■ **Required work**
Pull out every line below containing the word "overhang".

■ **Supplied data**

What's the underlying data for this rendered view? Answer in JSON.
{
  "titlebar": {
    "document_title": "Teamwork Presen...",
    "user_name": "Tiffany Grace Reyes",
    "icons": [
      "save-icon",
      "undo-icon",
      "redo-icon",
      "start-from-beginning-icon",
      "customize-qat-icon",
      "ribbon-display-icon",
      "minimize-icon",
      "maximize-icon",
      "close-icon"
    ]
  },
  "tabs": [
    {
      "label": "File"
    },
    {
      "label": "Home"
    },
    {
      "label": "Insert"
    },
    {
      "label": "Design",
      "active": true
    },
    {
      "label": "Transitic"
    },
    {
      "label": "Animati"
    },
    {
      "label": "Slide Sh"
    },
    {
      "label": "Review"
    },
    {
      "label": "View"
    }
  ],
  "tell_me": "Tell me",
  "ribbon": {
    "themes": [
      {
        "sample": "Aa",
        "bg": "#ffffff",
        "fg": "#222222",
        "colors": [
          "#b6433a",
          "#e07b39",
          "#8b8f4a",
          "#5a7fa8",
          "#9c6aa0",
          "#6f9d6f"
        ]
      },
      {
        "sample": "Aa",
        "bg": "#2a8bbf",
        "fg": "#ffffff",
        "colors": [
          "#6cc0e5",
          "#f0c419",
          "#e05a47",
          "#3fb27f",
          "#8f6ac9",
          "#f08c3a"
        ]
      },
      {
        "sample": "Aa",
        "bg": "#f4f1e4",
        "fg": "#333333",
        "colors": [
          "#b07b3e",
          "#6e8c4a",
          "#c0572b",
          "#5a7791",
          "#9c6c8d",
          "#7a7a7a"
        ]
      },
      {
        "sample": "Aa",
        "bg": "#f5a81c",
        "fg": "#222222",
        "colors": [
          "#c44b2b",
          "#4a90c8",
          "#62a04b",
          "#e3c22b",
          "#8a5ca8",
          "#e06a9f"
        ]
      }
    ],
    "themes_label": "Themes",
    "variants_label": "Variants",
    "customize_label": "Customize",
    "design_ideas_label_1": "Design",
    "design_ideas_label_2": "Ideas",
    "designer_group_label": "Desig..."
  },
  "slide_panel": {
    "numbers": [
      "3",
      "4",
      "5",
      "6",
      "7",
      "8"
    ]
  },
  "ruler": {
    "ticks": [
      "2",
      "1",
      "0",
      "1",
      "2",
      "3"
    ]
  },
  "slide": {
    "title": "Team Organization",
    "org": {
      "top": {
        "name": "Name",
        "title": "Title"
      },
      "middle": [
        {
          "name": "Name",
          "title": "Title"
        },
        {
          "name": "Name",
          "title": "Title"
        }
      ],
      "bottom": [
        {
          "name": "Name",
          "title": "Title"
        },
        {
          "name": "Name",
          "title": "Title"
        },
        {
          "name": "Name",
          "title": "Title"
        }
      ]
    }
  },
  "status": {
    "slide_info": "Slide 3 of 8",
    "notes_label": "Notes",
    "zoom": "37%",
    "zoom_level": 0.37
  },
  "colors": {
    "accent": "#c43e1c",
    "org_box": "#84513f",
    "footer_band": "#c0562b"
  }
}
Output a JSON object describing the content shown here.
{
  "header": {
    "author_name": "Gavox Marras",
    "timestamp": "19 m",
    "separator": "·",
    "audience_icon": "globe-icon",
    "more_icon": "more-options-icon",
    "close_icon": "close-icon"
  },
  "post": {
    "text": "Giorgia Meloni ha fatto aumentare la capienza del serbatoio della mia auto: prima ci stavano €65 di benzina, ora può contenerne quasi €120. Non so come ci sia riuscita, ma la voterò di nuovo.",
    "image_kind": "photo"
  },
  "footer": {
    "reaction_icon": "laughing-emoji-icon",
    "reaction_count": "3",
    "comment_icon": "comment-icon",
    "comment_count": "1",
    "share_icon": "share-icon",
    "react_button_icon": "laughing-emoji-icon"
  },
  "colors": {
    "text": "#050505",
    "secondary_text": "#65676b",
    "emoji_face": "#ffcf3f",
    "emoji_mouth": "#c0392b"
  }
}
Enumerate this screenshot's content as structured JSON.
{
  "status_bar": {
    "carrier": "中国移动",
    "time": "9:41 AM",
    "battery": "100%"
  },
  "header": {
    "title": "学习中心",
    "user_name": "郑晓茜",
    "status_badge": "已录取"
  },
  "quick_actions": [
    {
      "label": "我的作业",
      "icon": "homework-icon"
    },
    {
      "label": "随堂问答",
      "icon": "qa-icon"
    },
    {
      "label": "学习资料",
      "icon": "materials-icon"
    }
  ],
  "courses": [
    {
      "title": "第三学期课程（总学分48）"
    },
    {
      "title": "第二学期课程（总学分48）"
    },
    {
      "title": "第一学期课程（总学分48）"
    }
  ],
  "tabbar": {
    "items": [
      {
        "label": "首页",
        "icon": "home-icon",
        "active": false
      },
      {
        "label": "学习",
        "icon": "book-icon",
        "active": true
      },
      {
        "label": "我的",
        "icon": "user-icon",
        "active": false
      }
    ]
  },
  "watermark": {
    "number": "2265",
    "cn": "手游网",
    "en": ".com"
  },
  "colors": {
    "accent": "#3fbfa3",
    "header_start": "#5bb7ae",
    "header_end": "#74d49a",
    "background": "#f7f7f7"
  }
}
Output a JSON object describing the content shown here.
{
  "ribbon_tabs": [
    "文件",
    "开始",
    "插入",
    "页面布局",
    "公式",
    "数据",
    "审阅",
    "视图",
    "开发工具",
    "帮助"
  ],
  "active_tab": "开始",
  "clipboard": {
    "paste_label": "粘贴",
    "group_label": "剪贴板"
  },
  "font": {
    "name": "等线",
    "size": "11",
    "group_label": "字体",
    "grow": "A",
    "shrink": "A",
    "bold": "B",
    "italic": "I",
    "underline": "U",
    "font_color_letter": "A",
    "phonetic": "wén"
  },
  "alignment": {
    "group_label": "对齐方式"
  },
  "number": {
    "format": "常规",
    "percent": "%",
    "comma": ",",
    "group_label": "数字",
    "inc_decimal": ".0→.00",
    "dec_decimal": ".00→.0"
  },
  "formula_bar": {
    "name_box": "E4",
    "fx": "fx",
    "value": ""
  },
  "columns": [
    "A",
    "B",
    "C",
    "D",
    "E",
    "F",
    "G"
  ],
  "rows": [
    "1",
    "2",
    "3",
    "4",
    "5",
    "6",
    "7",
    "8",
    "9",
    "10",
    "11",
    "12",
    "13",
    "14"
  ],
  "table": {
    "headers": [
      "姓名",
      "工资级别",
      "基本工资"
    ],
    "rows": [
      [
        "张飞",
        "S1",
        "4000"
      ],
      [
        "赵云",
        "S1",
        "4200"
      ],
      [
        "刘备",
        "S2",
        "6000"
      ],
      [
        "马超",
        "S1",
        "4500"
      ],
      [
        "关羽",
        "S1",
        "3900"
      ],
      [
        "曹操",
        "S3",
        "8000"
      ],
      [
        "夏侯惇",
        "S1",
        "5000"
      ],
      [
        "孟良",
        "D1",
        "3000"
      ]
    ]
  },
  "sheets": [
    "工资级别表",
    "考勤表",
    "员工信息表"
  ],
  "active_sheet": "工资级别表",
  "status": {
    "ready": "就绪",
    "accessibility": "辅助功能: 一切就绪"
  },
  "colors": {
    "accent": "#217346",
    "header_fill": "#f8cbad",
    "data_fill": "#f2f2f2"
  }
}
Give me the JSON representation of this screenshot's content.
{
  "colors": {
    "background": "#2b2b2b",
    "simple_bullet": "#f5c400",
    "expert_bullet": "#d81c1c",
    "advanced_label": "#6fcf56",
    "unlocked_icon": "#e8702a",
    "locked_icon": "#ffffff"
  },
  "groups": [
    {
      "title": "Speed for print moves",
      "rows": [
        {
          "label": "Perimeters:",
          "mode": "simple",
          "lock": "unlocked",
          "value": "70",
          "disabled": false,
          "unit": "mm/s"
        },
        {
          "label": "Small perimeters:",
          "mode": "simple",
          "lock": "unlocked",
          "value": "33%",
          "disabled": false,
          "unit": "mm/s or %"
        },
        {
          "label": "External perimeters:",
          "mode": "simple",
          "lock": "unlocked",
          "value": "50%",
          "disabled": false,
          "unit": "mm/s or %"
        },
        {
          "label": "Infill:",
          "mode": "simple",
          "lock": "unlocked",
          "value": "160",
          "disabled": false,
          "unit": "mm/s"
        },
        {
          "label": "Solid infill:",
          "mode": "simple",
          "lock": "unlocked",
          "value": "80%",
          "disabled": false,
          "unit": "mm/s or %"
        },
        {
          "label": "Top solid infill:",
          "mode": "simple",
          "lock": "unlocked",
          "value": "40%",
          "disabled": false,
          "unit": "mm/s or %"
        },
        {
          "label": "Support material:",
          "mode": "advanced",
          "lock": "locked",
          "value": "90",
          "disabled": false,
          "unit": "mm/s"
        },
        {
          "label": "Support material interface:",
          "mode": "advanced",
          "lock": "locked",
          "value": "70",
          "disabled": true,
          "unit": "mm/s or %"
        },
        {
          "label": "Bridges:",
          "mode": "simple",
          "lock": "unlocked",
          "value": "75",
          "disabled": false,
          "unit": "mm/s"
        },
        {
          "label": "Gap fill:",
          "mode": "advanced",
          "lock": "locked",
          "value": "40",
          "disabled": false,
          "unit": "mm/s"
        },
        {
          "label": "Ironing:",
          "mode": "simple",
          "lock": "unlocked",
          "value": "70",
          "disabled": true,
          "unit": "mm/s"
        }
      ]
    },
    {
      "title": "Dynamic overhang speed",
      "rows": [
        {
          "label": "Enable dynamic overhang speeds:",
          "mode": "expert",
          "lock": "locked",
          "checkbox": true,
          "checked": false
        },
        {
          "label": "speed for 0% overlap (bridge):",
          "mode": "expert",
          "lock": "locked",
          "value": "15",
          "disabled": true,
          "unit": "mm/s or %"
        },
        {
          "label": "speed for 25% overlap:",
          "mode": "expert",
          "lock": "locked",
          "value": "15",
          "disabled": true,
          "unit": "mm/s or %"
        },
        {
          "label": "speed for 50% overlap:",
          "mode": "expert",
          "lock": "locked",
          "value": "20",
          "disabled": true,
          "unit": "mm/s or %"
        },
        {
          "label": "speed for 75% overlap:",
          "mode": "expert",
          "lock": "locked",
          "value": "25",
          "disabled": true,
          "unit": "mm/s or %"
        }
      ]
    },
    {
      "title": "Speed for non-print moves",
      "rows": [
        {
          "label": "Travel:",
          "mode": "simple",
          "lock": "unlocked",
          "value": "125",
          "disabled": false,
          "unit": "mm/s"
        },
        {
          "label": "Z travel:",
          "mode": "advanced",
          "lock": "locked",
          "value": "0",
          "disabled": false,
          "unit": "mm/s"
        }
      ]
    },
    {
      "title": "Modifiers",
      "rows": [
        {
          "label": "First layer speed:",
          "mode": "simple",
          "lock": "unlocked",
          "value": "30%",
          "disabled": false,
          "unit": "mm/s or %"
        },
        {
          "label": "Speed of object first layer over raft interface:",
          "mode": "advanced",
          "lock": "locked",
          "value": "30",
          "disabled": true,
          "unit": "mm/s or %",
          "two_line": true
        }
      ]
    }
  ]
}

■ **The output**
      "title": "Dynamic overhang speed",
          "label": "Enable dynamic overhang speeds:",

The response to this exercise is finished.